Data provided -
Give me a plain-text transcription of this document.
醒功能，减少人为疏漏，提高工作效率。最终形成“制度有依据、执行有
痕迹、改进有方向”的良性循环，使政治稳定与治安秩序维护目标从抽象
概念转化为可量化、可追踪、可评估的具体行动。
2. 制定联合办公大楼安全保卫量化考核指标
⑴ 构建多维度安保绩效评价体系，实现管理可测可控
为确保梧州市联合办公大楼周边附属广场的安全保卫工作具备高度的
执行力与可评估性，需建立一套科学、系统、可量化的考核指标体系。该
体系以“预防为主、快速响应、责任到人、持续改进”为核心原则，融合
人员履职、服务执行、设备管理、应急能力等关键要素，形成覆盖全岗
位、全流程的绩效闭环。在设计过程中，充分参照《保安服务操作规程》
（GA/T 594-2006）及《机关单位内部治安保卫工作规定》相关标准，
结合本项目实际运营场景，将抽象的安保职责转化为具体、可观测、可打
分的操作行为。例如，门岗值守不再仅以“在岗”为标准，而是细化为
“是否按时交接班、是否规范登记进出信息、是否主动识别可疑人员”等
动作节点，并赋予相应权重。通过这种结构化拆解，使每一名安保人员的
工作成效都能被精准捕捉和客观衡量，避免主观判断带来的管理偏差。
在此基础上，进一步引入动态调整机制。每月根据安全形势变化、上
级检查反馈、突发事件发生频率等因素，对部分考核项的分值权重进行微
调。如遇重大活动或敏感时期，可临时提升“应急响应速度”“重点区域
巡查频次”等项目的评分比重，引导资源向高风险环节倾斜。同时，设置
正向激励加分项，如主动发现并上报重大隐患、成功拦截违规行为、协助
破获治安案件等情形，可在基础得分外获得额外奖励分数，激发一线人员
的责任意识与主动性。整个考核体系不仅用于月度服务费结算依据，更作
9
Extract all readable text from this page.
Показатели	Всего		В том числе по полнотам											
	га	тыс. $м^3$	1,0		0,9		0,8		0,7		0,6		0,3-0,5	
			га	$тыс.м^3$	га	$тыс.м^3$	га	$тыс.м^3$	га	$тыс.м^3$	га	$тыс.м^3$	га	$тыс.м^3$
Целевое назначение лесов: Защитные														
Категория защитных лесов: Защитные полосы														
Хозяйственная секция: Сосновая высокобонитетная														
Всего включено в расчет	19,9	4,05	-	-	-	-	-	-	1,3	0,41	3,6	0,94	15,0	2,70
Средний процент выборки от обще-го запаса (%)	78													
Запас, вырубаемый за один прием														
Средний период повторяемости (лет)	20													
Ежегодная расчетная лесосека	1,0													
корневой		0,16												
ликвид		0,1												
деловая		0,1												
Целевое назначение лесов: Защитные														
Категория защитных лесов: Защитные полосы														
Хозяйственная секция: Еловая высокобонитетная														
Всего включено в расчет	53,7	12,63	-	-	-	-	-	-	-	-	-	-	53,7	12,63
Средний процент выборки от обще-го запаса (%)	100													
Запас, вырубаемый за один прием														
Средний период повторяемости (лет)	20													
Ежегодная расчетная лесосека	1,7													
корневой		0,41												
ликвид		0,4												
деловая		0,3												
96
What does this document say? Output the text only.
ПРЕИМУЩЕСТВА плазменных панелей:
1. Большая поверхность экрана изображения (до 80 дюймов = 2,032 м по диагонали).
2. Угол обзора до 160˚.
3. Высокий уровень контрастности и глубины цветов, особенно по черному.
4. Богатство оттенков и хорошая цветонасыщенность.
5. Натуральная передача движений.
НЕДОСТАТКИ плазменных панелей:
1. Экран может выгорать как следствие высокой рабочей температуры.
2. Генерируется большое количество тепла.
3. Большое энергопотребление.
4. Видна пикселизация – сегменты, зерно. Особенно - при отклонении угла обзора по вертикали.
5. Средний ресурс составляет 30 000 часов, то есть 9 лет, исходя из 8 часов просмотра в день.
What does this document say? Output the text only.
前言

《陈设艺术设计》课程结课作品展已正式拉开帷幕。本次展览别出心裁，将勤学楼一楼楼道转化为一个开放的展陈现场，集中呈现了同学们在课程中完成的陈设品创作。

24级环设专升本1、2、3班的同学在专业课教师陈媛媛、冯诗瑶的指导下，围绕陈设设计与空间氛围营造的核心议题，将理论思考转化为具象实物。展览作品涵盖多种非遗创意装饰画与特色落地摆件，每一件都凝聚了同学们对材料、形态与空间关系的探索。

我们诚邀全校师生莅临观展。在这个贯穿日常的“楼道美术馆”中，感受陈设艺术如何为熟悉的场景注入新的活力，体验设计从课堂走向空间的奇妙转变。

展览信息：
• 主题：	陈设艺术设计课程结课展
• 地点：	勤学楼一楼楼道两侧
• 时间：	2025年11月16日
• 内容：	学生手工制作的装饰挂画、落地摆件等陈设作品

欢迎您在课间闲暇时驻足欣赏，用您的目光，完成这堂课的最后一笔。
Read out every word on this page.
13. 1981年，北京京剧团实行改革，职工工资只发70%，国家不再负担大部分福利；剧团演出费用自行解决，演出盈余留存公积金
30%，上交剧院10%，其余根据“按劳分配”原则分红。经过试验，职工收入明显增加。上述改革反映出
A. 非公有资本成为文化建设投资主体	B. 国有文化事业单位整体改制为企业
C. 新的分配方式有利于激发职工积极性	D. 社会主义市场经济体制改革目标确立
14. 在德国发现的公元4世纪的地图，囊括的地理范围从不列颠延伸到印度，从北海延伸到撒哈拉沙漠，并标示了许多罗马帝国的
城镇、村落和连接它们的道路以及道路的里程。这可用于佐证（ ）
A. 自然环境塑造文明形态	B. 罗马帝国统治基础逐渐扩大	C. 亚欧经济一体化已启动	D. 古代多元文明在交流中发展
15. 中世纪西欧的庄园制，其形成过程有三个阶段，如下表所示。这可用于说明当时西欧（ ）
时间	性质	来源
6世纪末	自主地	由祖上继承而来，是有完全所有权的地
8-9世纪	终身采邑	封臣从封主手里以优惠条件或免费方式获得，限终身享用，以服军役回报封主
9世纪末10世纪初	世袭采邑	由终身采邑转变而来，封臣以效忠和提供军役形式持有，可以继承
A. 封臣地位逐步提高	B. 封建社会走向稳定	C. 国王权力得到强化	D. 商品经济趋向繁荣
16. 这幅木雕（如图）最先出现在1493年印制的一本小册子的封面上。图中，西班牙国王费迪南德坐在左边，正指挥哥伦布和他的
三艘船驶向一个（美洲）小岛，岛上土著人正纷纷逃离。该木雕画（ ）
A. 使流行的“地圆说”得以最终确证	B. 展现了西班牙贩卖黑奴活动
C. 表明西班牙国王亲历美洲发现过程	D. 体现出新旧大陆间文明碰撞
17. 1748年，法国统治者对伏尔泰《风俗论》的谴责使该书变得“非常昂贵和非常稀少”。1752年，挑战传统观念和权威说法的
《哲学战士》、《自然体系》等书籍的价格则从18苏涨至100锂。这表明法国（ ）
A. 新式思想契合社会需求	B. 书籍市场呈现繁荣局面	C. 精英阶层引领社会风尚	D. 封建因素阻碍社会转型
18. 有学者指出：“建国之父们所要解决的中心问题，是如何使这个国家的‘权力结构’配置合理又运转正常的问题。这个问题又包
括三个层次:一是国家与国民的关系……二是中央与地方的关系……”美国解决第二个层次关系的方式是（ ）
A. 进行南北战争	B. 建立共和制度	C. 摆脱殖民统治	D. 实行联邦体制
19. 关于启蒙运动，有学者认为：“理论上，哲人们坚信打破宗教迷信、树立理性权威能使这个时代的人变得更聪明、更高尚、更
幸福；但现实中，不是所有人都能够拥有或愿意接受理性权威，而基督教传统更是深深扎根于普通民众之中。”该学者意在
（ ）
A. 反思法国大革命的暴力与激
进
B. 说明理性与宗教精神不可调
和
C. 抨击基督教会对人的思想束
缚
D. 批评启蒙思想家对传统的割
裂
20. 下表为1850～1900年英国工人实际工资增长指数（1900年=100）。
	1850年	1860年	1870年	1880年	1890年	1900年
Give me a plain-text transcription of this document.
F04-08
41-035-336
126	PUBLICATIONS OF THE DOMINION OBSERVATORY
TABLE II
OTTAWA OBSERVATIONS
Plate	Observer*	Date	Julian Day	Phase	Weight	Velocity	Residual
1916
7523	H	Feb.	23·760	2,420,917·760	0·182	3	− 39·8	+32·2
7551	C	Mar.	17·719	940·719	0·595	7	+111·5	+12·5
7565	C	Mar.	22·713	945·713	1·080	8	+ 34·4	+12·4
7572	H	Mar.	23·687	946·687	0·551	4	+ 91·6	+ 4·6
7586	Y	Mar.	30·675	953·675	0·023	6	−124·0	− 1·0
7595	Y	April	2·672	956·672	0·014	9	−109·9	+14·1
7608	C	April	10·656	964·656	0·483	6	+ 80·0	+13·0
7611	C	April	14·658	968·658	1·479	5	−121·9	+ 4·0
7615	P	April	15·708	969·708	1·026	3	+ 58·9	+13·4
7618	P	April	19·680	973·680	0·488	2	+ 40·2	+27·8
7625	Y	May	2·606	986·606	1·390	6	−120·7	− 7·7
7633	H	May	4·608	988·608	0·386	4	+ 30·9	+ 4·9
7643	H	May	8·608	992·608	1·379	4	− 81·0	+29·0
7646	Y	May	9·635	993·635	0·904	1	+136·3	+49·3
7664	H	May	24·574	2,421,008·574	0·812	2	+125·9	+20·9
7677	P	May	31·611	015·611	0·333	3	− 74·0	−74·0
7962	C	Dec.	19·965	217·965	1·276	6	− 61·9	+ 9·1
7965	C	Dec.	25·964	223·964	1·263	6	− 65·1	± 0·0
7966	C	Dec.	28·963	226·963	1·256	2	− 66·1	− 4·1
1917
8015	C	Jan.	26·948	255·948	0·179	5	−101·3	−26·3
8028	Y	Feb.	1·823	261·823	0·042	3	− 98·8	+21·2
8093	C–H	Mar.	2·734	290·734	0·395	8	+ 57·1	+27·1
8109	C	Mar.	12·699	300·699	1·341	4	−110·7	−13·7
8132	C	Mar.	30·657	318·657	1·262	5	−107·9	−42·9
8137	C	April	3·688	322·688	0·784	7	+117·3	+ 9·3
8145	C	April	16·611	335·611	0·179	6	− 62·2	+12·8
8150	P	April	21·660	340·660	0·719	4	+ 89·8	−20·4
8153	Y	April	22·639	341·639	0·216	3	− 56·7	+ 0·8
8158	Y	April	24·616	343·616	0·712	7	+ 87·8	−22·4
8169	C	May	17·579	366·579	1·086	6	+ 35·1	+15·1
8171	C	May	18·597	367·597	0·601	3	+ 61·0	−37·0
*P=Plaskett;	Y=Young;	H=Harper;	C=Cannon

Exercise description - Determine the number of lines in the records that include the string "обще", and respond with that number only.

Solved exercise - 2